Leave the pictures out, and retype all of the material exactly as written.
* BEGIN Provided data *
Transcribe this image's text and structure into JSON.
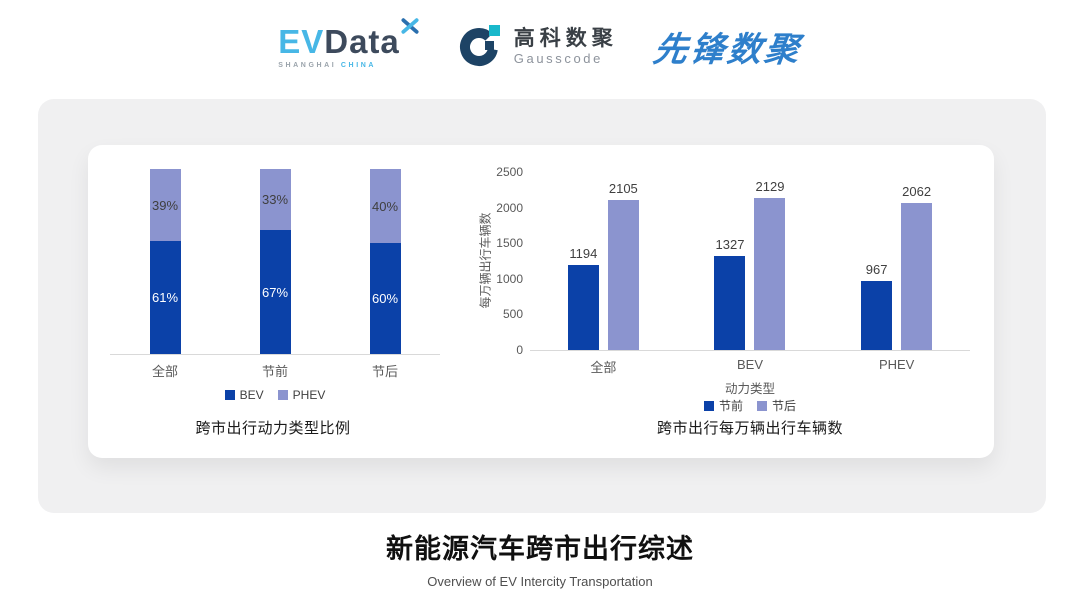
{
  "header": {
    "logos": {
      "evdata": {
        "ev": "EV",
        "data": "Data",
        "sub_left": "SHANGHAI",
        "sub_right": "CHINA"
      },
      "gausscode": {
        "cn": "高科数聚",
        "en": "Gausscode"
      },
      "xianfeng": {
        "text": "先锋数聚"
      }
    }
  },
  "colors": {
    "bev_dark_blue": "#0b41a8",
    "phev_light_purple": "#8b94cf",
    "card_background": "#f0f0f1",
    "axis_gray": "#595959",
    "brand_light_blue": "#47b7e6",
    "brand_navy": "#1d4365",
    "brand_teal": "#19b8cb",
    "xianfeng_blue": "#2e7fcb"
  },
  "chart_data": [
    {
      "type": "bar",
      "variant": "stacked-percent",
      "title": "跨市出行动力类型比例",
      "categories": [
        "全部",
        "节前",
        "节后"
      ],
      "series": [
        {
          "name": "BEV",
          "values": [
            61,
            67,
            60
          ],
          "color": "#0b41a8",
          "label_color": "#ffffff"
        },
        {
          "name": "PHEV",
          "values": [
            39,
            33,
            40
          ],
          "color": "#8b94cf",
          "label_color": "#3f3f3f"
        }
      ],
      "value_suffix": "%",
      "ylim": [
        0,
        100
      ],
      "grid": false,
      "legend_position": "bottom"
    },
    {
      "type": "bar",
      "variant": "grouped",
      "title": "跨市出行每万辆出行车辆数",
      "xlabel": "动力类型",
      "ylabel": "每万辆出行车辆数",
      "categories": [
        "全部",
        "BEV",
        "PHEV"
      ],
      "series": [
        {
          "name": "节前",
          "values": [
            1194,
            1327,
            967
          ],
          "color": "#0b41a8"
        },
        {
          "name": "节后",
          "values": [
            2105,
            2129,
            2062
          ],
          "color": "#8b94cf"
        }
      ],
      "ylim": [
        0,
        2500
      ],
      "yticks": [
        0,
        500,
        1000,
        1500,
        2000,
        2500
      ],
      "grid": false,
      "legend_position": "bottom"
    }
  ],
  "footer": {
    "title": "新能源汽车跨市出行综述",
    "subtitle": "Overview of EV Intercity Transportation"
  }
}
* END Provided data *
- _Result for this exercise_:
Transcribe this image's text and structure into JSON.
{
  "header": {
    "logos": {
      "evdata": {
        "ev": "EV",
        "data": "Data",
        "sub_left": "SHANGHAI",
        "sub_right": "CHINA"
      },
      "gausscode": {
        "cn": "高科数聚",
        "en": "Gausscode"
      },
      "xianfeng": {
        "text": "先锋数聚"
      }
    }
  },
  "colors": {
    "bev_dark_blue": "#0b41a8",
    "phev_light_purple": "#8b94cf",
    "card_background": "#f0f0f1",
    "axis_gray": "#595959",
    "brand_light_blue": "#47b7e6",
    "brand_navy": "#1d4365",
    "brand_teal": "#19b8cb",
    "xianfeng_blue": "#2e7fcb"
  },
  "chart_data": [
    {
      "type": "bar",
      "variant": "stacked-percent",
      "title": "跨市出行动力类型比例",
      "categories": [
        "全部",
        "节前",
        "节后"
      ],
      "series": [
        {
          "name": "BEV",
          "values": [
            61,
            67,
            60
          ],
          "color": "#0b41a8",
          "label_color": "#ffffff"
        },
        {
          "name": "PHEV",
          "values": [
            39,
            33,
            40
          ],
          "color": "#8b94cf",
          "label_color": "#3f3f3f"
        }
      ],
      "value_suffix": "%",
      "ylim": [
        0,
        100
      ],
      "grid": false,
      "legend_position": "bottom"
    },
    {
      "type": "bar",
      "variant": "grouped",
      "title": "跨市出行每万辆出行车辆数",
      "xlabel": "动力类型",
      "ylabel": "每万辆出行车辆数",
      "categories": [
        "全部",
        "BEV",
        "PHEV"
      ],
      "series": [
        {
          "name": "节前",
          "values": [
            1194,
            1327,
            967
          ],
          "color": "#0b41a8"
        },
        {
          "name": "节后",
          "values": [
            2105,
            2129,
            2062
          ],
          "color": "#8b94cf"
        }
      ],
      "ylim": [
        0,
        2500
      ],
      "yticks": [
        0,
        500,
        1000,
        1500,
        2000,
        2500
      ],
      "grid": false,
      "legend_position": "bottom"
    }
  ],
  "footer": {
    "title": "新能源汽车跨市出行综述",
    "subtitle": "Overview of EV Intercity Transportation"
  }
}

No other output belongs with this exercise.